§ **GIVEN INSTRUCTION**:
Omit the images, then print each record below exactly as it reads.

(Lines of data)
----

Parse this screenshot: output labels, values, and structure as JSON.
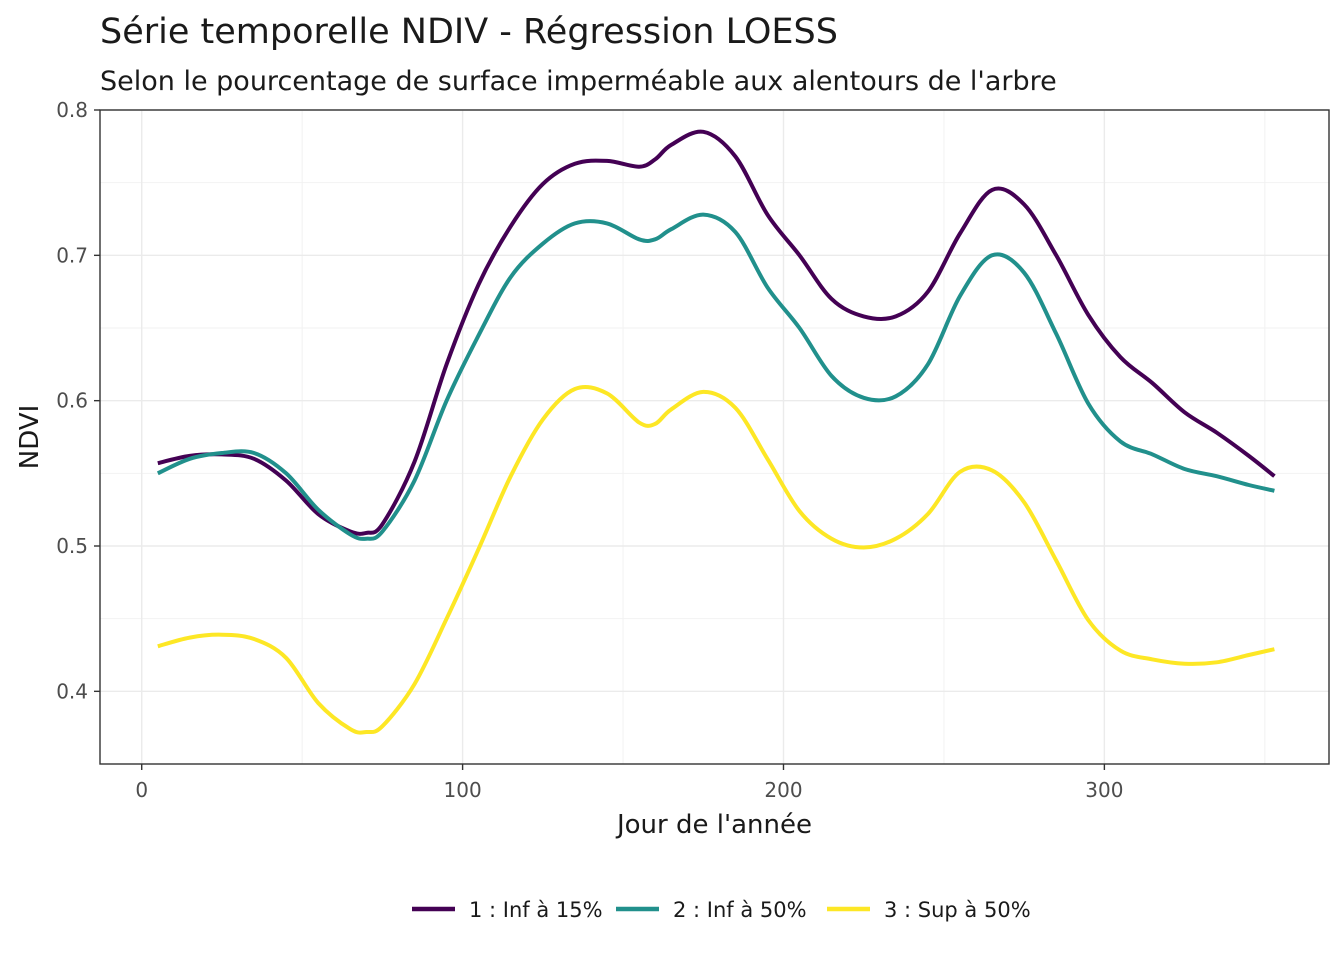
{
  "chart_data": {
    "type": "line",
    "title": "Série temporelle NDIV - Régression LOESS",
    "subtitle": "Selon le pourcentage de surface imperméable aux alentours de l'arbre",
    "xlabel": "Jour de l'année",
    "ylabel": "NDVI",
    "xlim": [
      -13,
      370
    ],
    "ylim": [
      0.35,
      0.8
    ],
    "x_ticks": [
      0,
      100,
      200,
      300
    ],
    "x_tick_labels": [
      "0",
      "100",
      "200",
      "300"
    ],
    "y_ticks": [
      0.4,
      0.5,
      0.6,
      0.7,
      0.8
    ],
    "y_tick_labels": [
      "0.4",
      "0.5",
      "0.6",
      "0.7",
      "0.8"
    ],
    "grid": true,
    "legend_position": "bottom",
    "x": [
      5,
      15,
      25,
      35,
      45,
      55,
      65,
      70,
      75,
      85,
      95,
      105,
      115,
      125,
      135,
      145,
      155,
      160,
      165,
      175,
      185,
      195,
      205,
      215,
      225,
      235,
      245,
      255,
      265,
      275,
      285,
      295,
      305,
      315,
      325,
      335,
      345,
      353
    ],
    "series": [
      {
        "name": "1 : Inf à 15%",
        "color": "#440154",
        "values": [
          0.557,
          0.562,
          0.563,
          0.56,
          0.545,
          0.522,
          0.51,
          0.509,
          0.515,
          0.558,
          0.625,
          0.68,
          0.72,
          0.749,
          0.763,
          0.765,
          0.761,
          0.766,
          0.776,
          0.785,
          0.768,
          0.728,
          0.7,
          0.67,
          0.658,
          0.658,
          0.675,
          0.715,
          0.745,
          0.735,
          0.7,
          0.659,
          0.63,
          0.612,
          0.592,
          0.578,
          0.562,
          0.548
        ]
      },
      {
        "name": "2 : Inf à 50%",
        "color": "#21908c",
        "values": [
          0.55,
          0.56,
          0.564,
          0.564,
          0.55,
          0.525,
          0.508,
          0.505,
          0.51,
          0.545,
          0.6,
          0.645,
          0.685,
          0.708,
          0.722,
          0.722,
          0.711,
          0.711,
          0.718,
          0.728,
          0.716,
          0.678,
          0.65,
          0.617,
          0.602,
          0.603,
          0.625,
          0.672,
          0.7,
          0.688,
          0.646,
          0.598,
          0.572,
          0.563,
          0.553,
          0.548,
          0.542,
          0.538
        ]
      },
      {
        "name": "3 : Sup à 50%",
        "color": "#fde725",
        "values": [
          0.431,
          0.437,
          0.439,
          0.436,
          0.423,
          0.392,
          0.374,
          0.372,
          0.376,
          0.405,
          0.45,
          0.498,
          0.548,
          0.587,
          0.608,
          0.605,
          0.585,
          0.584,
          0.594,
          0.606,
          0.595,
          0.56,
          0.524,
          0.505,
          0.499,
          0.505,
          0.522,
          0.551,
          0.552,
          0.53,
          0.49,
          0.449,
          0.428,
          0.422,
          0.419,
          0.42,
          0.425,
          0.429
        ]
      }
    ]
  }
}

----

§ **RESULT FOR THIS TASK**:
Parse this screenshot: output labels, values, and structure as JSON.
{
  "chart_data": {
    "type": "line",
    "title": "Série temporelle NDIV - Régression LOESS",
    "subtitle": "Selon le pourcentage de surface imperméable aux alentours de l'arbre",
    "xlabel": "Jour de l'année",
    "ylabel": "NDVI",
    "xlim": [
      -13,
      370
    ],
    "ylim": [
      0.35,
      0.8
    ],
    "x_ticks": [
      0,
      100,
      200,
      300
    ],
    "x_tick_labels": [
      "0",
      "100",
      "200",
      "300"
    ],
    "y_ticks": [
      0.4,
      0.5,
      0.6,
      0.7,
      0.8
    ],
    "y_tick_labels": [
      "0.4",
      "0.5",
      "0.6",
      "0.7",
      "0.8"
    ],
    "grid": true,
    "legend_position": "bottom",
    "x": [
      5,
      15,
      25,
      35,
      45,
      55,
      65,
      70,
      75,
      85,
      95,
      105,
      115,
      125,
      135,
      145,
      155,
      160,
      165,
      175,
      185,
      195,
      205,
      215,
      225,
      235,
      245,
      255,
      265,
      275,
      285,
      295,
      305,
      315,
      325,
      335,
      345,
      353
    ],
    "series": [
      {
        "name": "1 : Inf à 15%",
        "color": "#440154",
        "values": [
          0.557,
          0.562,
          0.563,
          0.56,
          0.545,
          0.522,
          0.51,
          0.509,
          0.515,
          0.558,
          0.625,
          0.68,
          0.72,
          0.749,
          0.763,
          0.765,
          0.761,
          0.766,
          0.776,
          0.785,
          0.768,
          0.728,
          0.7,
          0.67,
          0.658,
          0.658,
          0.675,
          0.715,
          0.745,
          0.735,
          0.7,
          0.659,
          0.63,
          0.612,
          0.592,
          0.578,
          0.562,
          0.548
        ]
      },
      {
        "name": "2 : Inf à 50%",
        "color": "#21908c",
        "values": [
          0.55,
          0.56,
          0.564,
          0.564,
          0.55,
          0.525,
          0.508,
          0.505,
          0.51,
          0.545,
          0.6,
          0.645,
          0.685,
          0.708,
          0.722,
          0.722,
          0.711,
          0.711,
          0.718,
          0.728,
          0.716,
          0.678,
          0.65,
          0.617,
          0.602,
          0.603,
          0.625,
          0.672,
          0.7,
          0.688,
          0.646,
          0.598,
          0.572,
          0.563,
          0.553,
          0.548,
          0.542,
          0.538
        ]
      },
      {
        "name": "3 : Sup à 50%",
        "color": "#fde725",
        "values": [
          0.431,
          0.437,
          0.439,
          0.436,
          0.423,
          0.392,
          0.374,
          0.372,
          0.376,
          0.405,
          0.45,
          0.498,
          0.548,
          0.587,
          0.608,
          0.605,
          0.585,
          0.584,
          0.594,
          0.606,
          0.595,
          0.56,
          0.524,
          0.505,
          0.499,
          0.505,
          0.522,
          0.551,
          0.552,
          0.53,
          0.49,
          0.449,
          0.428,
          0.422,
          0.419,
          0.42,
          0.425,
          0.429
        ]
      }
    ]
  }
}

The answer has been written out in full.